━━ DATA ROWS ━━

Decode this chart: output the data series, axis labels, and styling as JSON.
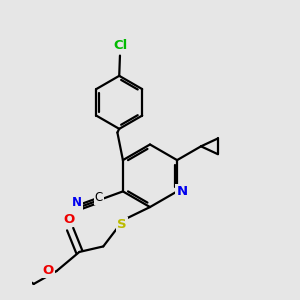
{
  "background_color": "#e6e6e6",
  "atom_colors": {
    "C": "#000000",
    "N": "#0000ee",
    "O": "#ee0000",
    "S": "#bbbb00",
    "Cl": "#00bb00"
  },
  "bond_color": "#000000",
  "figsize": [
    3.0,
    3.0
  ],
  "dpi": 100,
  "lw": 1.6,
  "doff": 0.07
}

━━━

# REQUIRED TASK
Except for the pictures, copy every line of the records above exactly.

# WRITTEN RESPONSE
Decode this chart: output the data series, axis labels, and styling as JSON.
{
  "background_color": "#e6e6e6",
  "atom_colors": {
    "C": "#000000",
    "N": "#0000ee",
    "O": "#ee0000",
    "S": "#bbbb00",
    "Cl": "#00bb00"
  },
  "bond_color": "#000000",
  "figsize": [
    3.0,
    3.0
  ],
  "dpi": 100,
  "lw": 1.6,
  "doff": 0.07
}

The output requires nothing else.